** START Selection **

Life
Sontag was born Susan Rosenblatt in New York City, the daughter of Mildred (née Jacobson) and Jack Rosenblatt, both Jewish. Her father managed a fur trading business in China, where he died of tuberculosis in 1939, when Susan was five years old. Seven years later, her mother married Nathan Sontag. Susan and her sister, Judith, were given their stepfather's surname, although he never adopted them formally. Sontag did not have a religious upbringing. She claimed not to have entered a synagogue until her mid-twenties.

** END Selection **

[Brief a]
In the listing, copy out exactly the lines from the one with "item-bold-text: нет ошибок: [317, 271, 415, 290]" to the one with "step-3-button[interactable]: ?: [69, 5, 97, 33]", both included.

** START Material provided **

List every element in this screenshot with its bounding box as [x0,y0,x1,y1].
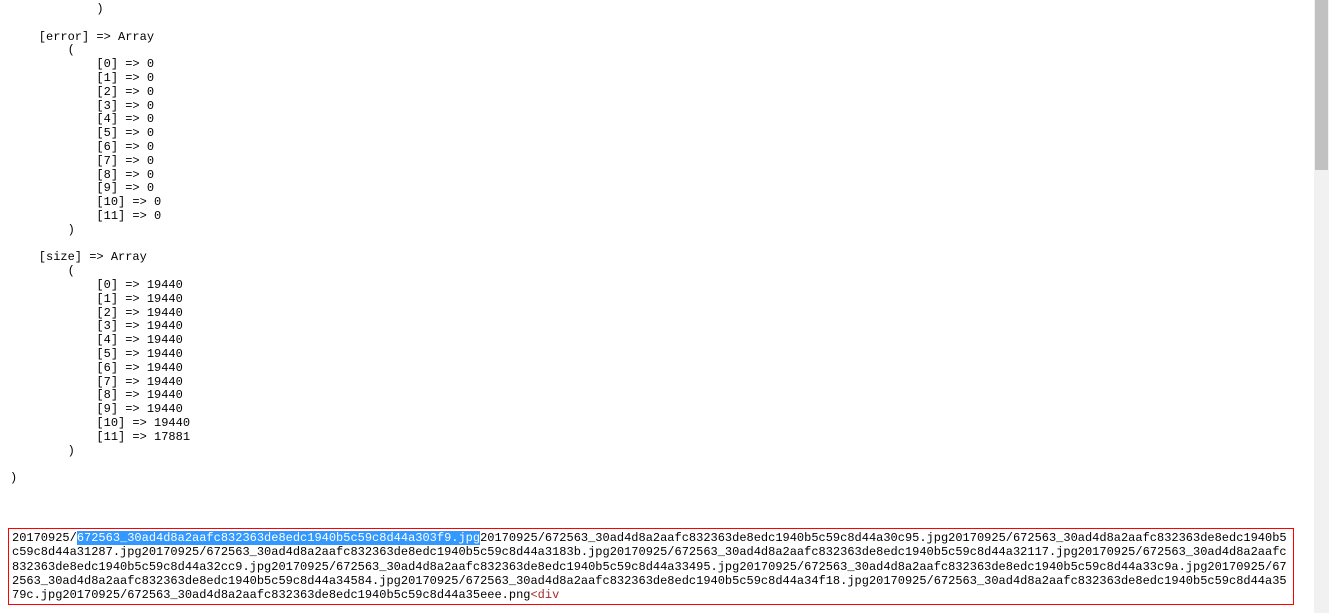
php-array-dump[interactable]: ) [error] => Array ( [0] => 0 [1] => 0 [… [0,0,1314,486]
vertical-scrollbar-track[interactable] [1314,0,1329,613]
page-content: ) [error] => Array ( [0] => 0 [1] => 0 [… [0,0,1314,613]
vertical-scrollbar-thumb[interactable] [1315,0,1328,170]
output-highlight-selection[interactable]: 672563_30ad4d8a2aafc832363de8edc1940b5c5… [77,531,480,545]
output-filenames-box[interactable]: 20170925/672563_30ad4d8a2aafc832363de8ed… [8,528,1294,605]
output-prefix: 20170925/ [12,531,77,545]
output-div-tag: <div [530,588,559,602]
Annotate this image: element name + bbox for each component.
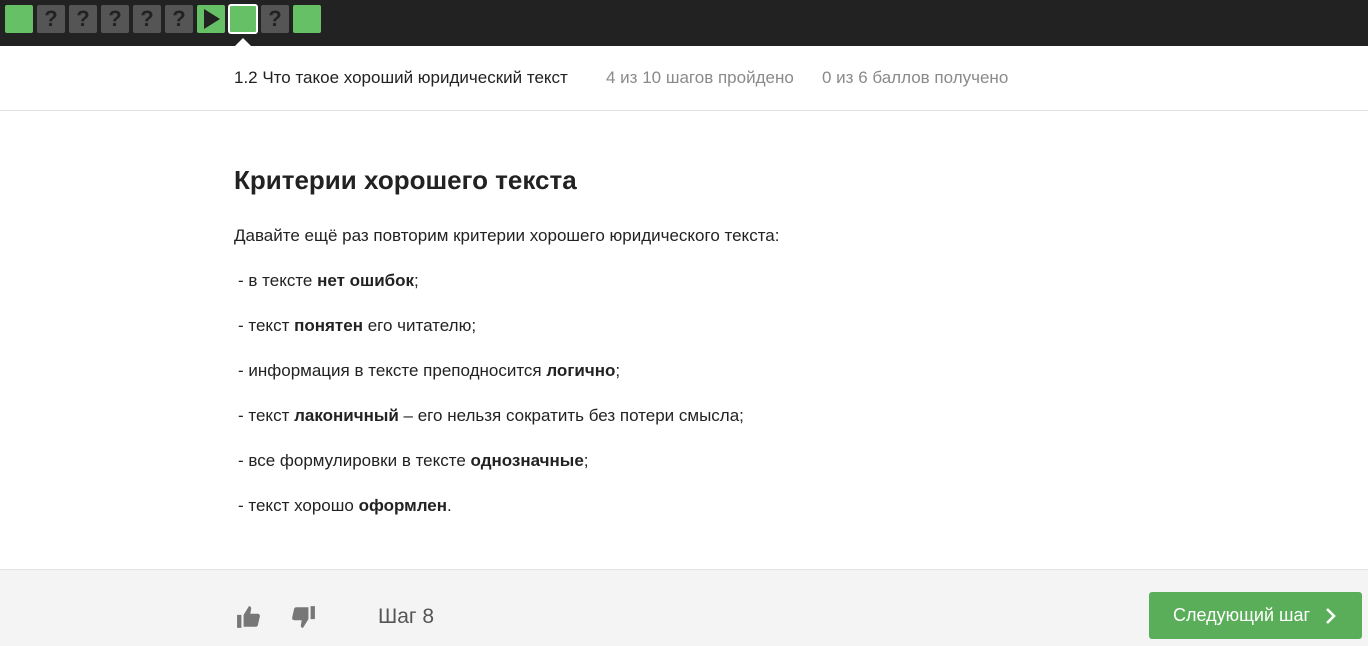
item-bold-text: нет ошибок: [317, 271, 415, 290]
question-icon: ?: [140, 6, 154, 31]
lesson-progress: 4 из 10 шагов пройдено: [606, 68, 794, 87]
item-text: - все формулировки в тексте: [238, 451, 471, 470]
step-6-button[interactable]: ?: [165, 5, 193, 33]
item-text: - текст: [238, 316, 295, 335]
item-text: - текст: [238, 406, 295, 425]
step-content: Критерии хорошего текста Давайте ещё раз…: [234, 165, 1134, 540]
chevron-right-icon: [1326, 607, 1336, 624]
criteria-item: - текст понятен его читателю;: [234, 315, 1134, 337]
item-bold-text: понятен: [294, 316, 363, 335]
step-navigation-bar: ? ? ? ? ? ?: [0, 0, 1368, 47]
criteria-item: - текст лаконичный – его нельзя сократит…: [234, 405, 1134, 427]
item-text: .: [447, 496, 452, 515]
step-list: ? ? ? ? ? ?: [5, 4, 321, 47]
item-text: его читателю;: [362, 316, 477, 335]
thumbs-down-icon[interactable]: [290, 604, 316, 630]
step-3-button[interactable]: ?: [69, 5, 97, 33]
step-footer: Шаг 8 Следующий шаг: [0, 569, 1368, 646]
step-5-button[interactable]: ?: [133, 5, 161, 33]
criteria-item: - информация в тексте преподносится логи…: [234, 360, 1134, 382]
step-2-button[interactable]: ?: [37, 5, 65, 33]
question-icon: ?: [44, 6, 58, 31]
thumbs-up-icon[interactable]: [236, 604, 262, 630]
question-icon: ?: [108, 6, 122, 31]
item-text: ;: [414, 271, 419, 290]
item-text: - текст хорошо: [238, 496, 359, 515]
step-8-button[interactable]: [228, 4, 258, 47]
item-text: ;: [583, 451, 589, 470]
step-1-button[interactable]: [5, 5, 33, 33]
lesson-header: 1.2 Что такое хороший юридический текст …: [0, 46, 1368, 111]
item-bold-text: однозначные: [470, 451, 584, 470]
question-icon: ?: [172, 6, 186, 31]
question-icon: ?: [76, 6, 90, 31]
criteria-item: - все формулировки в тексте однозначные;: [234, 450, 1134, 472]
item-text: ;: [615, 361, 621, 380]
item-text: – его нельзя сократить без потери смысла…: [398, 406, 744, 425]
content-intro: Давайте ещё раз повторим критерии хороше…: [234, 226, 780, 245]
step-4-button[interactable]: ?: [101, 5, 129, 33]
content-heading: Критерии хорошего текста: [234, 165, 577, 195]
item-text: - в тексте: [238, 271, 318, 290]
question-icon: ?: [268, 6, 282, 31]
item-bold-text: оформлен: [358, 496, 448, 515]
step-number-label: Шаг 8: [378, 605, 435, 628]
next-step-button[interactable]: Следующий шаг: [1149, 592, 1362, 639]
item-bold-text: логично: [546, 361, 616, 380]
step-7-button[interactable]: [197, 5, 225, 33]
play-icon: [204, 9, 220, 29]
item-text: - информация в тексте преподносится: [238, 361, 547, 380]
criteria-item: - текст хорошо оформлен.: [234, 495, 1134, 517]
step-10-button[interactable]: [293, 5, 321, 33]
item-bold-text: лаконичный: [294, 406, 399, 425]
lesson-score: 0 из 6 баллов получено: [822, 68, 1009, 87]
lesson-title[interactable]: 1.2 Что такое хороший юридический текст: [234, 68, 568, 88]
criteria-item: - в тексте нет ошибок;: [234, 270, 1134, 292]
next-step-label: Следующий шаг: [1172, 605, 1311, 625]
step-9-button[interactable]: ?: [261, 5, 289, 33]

** END Material provided **

[Brief b]
In the text about Sontag's life, who was the man her mother married seven years after her father's death?

[Complete response a]
item-bold-text: нет ошибок: [317, 271, 415, 290]
question-icon: ?: [140, 6, 154, 31]
lesson-progress: 4 из 10 шагов пройдено: [606, 68, 794, 87]
item-text: - все формулировки в тексте: [238, 451, 471, 470]
step-6-button[interactable]: ?: [165, 5, 193, 33]
item-text: - текст: [238, 316, 295, 335]
item-text: - текст: [238, 406, 295, 425]
step-content: Критерии хорошего текста Давайте ещё раз…: [234, 165, 1134, 540]
chevron-right-icon: [1326, 607, 1336, 624]
criteria-item: - текст понятен его читателю;: [234, 315, 1134, 337]
item-bold-text: понятен: [294, 316, 363, 335]
step-navigation-bar: ? ? ? ? ? ?: [0, 0, 1368, 47]
criteria-item: - текст лаконичный – его нельзя сократит…: [234, 405, 1134, 427]
item-text: .: [447, 496, 452, 515]
step-list: ? ? ? ? ? ?: [5, 4, 321, 47]
item-text: его читателю;: [362, 316, 477, 335]
thumbs-down-icon[interactable]: [290, 604, 316, 630]
step-3-button[interactable]: ?: [69, 5, 97, 33]

[Complete response b]
Nathan Sontag.